Interview : Alain Gouaméné, DTN par intérim de la FIF, Développeur des entraîneurs de Côte d’Ivoire, Expert FIFA et Instructeur CAF en coaching developpment
30 décembre 2024Je demande aux entraîneurs africains de se former
L’Ancien gardien de but des Éléphants de Côte d’Ivoire (ndlr: 64 sélections de 1986 à 2000), Alain Gouaméné, du haut de son 188 cm a évolué à l’Africa Sports National de Côte d’Ivoire (1986-1989), à l’Olympique lyonnais-France
(1989-1990), au Raja Club Athletic de Casablanca du Maroc entre 1990 et 1992. Alain a été champion de Côte d’Ivoire avec l’ASEC d’Abidjan en 1993 et en 1994 après sa signature chez les » Jaune et noir » en 1992. Il gardera les perches de l’AS Trouville-Deauville (1994-95) et du FC Toulouse (1995-2000) en France où il a déposera définitivement ses 17.892 paires de gants dans les valises pour poursuivre les études. L’immense gardien de but des Éléphants de Côte d’Ivoire, la légende Alain Gouaméné (58 ans), héro de la CAN 92 au Sénégal, Champion d’Afrique des Nations de Football 1992 et 2023 puis ancien entraîneur de l’ASEC Mimosas a accordé à Tatou-Sports, une interview exclusive. Lisez-le !
Tatou-Sports.net : bonjour la légende Alino
Alain Gouaméné : bonjour Diarrass, comment ça va ?(sourires aux lèvres )
Tatou-Sports.net : tout va bien, mon doyen Alino. Pourriez-vous dire à nos lecteurs ce que vous avez entrepris après avoir raccroché les crampons ?
━━━━━━━━━━
▶ [EXERCICES À RÉALISER]:
[1] D'après l'entretien, combien de sélections Alain Gouaméné a-t-il obtenues avec les Éléphants de Côte d'Ivoire, et sur quelle période ?
[2] Selon l'entretien, pour quelle raison Alain Gouaméné a-t-il rangé définitivement ses gants à la fin de sa carrière en France ?
[3] Extrayez de l'entretien le passage qui commence par «Tatou-Sports.net : bonjour» et se poursuit jusqu'à «les crampons ?».
━━━━━━━━━━
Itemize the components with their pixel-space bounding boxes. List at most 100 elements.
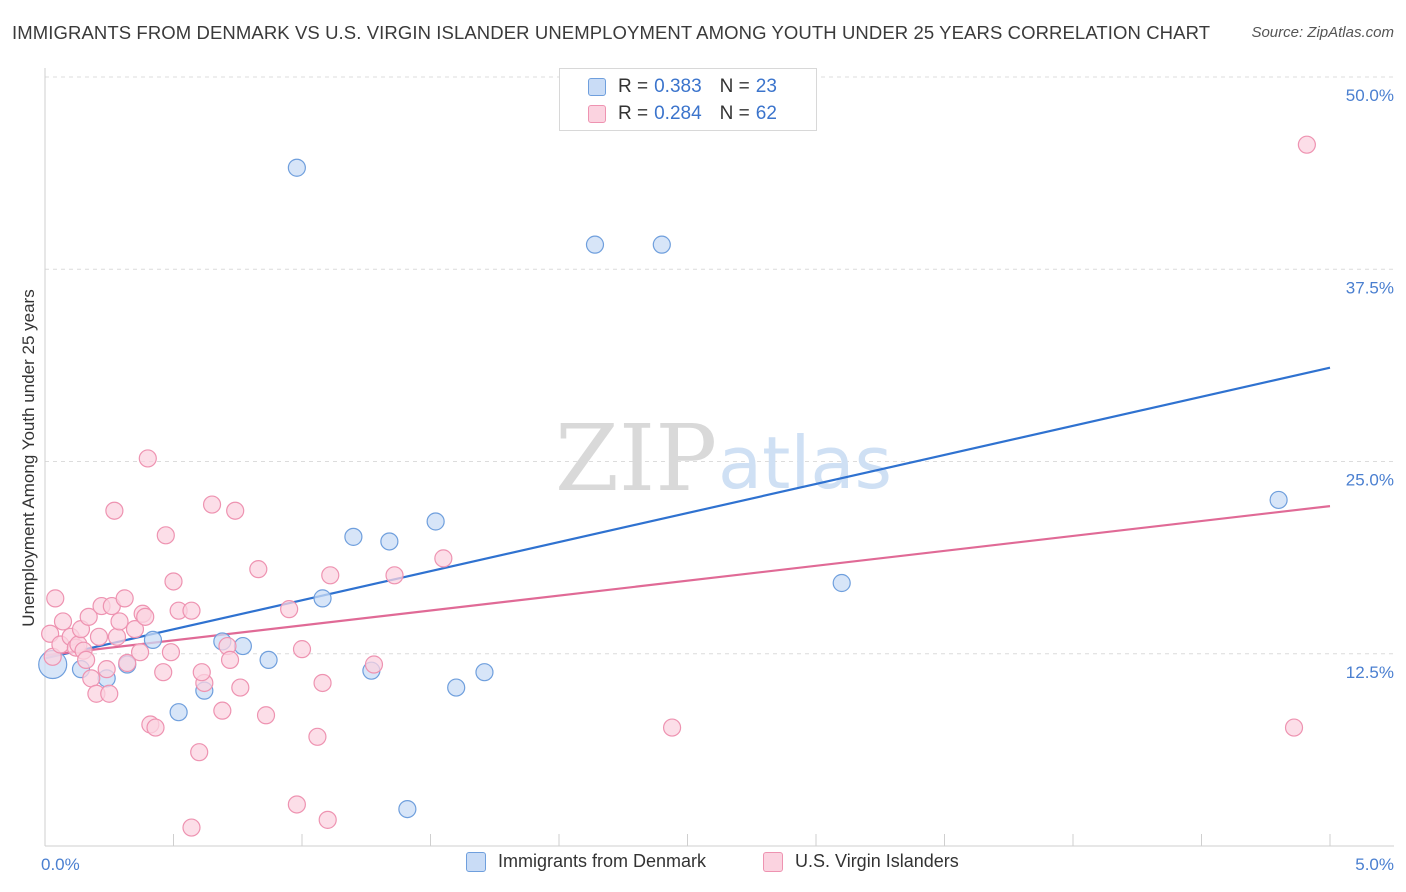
point-virgin-islanders — [161, 643, 181, 662]
point-virgin-islanders — [146, 718, 165, 737]
trend-line-denmark — [44, 366, 1331, 660]
point-denmark — [143, 630, 163, 650]
point-virgin-islanders — [154, 663, 173, 682]
y-axis-label: Unemployment Among Youth under 25 years — [19, 289, 38, 626]
y-tick-label: 12.5% — [1346, 663, 1394, 682]
point-virgin-islanders — [105, 501, 124, 520]
trend-lines — [44, 366, 1331, 660]
legend-n-value: 23 — [755, 76, 777, 97]
point-virgin-islanders — [1284, 718, 1304, 737]
correlation-legend: R = 0.383 N = 23 R = 0.284 N = 62 — [559, 68, 817, 131]
legend-r-label: R = — [618, 76, 649, 97]
point-denmark — [832, 573, 851, 593]
legend-row-virgin-islanders: R = 0.284 N = 62 — [588, 102, 777, 126]
point-virgin-islanders — [79, 607, 98, 626]
point-denmark — [447, 678, 466, 697]
point-virgin-islanders — [82, 669, 101, 688]
axes — [44, 68, 1394, 847]
point-virgin-islanders — [434, 549, 453, 568]
legend-swatch-virgin-islanders — [588, 105, 606, 123]
legend-swatch-denmark — [588, 78, 606, 96]
point-virgin-islanders — [182, 818, 201, 837]
point-denmark — [380, 532, 399, 551]
data-points — [38, 135, 1316, 837]
chart-title: IMMIGRANTS FROM DENMARK VS U.S. VIRGIN I… — [12, 22, 1211, 43]
point-virgin-islanders — [77, 650, 96, 670]
series-name-virgin-islanders: U.S. Virgin Islanders — [795, 851, 959, 871]
point-virgin-islanders — [364, 655, 384, 674]
point-denmark — [398, 799, 417, 819]
point-denmark — [259, 650, 278, 670]
x-tick-label: 5.0% — [1355, 855, 1394, 874]
legend-r-value: 0.284 — [654, 103, 702, 124]
point-denmark — [287, 158, 306, 177]
point-virgin-islanders — [226, 501, 245, 520]
watermark: ZIP atlas — [555, 405, 892, 512]
point-virgin-islanders — [182, 601, 201, 620]
point-virgin-islanders — [220, 650, 240, 670]
point-denmark — [233, 636, 252, 656]
point-virgin-islanders — [125, 620, 145, 639]
point-denmark — [169, 703, 188, 722]
y-tick-label: 25.0% — [1346, 471, 1394, 490]
series-swatch-virgin-islanders — [763, 851, 783, 872]
watermark-zip: ZIP — [555, 405, 717, 512]
legend-row-denmark: R = 0.383 N = 23 — [588, 75, 777, 99]
point-virgin-islanders — [292, 640, 312, 659]
source-label: Source: ZipAtlas.com — [1251, 24, 1394, 41]
x-tick-label: 0.0% — [41, 855, 80, 874]
point-virgin-islanders — [97, 660, 116, 679]
point-denmark — [313, 589, 332, 608]
legend-n-value: 62 — [755, 103, 777, 124]
point-virgin-islanders — [164, 572, 183, 591]
point-virgin-islanders — [46, 589, 65, 608]
point-denmark — [344, 527, 363, 546]
point-virgin-islanders — [231, 678, 250, 697]
point-virgin-islanders — [136, 607, 155, 626]
point-denmark — [585, 235, 605, 254]
series-swatch-denmark — [466, 851, 486, 872]
point-virgin-islanders — [280, 600, 299, 619]
point-virgin-islanders — [130, 643, 150, 662]
tick-labels: 12.5% 25.0% 37.5% 50.0% 0.0% 5.0% — [41, 86, 1394, 874]
point-virgin-islanders — [156, 526, 175, 545]
watermark-atlas: atlas — [718, 421, 892, 505]
point-virgin-islanders — [192, 663, 211, 682]
point-virgin-islanders — [107, 627, 127, 646]
point-denmark — [426, 512, 445, 531]
point-virgin-islanders — [1297, 135, 1316, 154]
legend-r-value: 0.383 — [654, 76, 702, 97]
point-virgin-islanders — [110, 612, 129, 631]
y-tick-label: 50.0% — [1346, 86, 1394, 105]
point-virgin-islanders — [190, 743, 209, 762]
point-virgin-islanders — [308, 727, 327, 746]
point-virgin-islanders — [138, 449, 157, 468]
legend-r-label: R = — [618, 103, 649, 124]
point-denmark — [652, 235, 671, 254]
point-virgin-islanders — [256, 706, 276, 725]
point-virgin-islanders — [662, 718, 682, 737]
point-denmark — [475, 663, 494, 682]
point-virgin-islanders — [89, 627, 109, 646]
point-virgin-islanders — [321, 566, 340, 585]
point-virgin-islanders — [249, 560, 268, 579]
legend-n-label: N = — [719, 103, 750, 124]
series-legend-virgin-islanders: U.S. Virgin Islanders — [763, 851, 959, 872]
trend-line-virgin-islanders — [44, 505, 1331, 657]
point-denmark — [1269, 490, 1288, 510]
point-virgin-islanders — [313, 673, 332, 693]
point-virgin-islanders — [385, 566, 404, 585]
series-name-denmark: Immigrants from Denmark — [498, 851, 707, 871]
point-virgin-islanders — [213, 701, 232, 720]
series-legend-denmark: Immigrants from Denmark — [466, 851, 706, 872]
point-virgin-islanders — [202, 495, 222, 514]
grid — [45, 76, 1394, 655]
y-tick-label: 37.5% — [1346, 278, 1394, 297]
point-virgin-islanders — [287, 795, 306, 814]
point-virgin-islanders — [115, 589, 134, 608]
point-virgin-islanders — [118, 653, 137, 673]
point-virgin-islanders — [53, 612, 73, 631]
point-virgin-islanders — [318, 810, 337, 829]
point-virgin-islanders — [100, 684, 119, 703]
━━━━━━━━━━
▶ [RÉPONSES PAR EXERCICE]:
[1] Il a obtenu 64 sélections, de 1986 à 2000.

[2] Alain Gouaméné a arrêté sa carrière de gardien de but en France, après son passage au FC Toulouse (1995-2000), afin de poursuivre ses études.

[3]
Tatou-Sports.net : bonjour la légende Alino
Alain Gouaméné : bonjour Diarrass, comment ça va ?(sourires aux lèvres )
Tatou-Sports.net : tout va bien, mon doyen Alino. Pourriez-vous dire à nos lecteurs ce que vous avez entrepris après avoir raccroché les crampons ?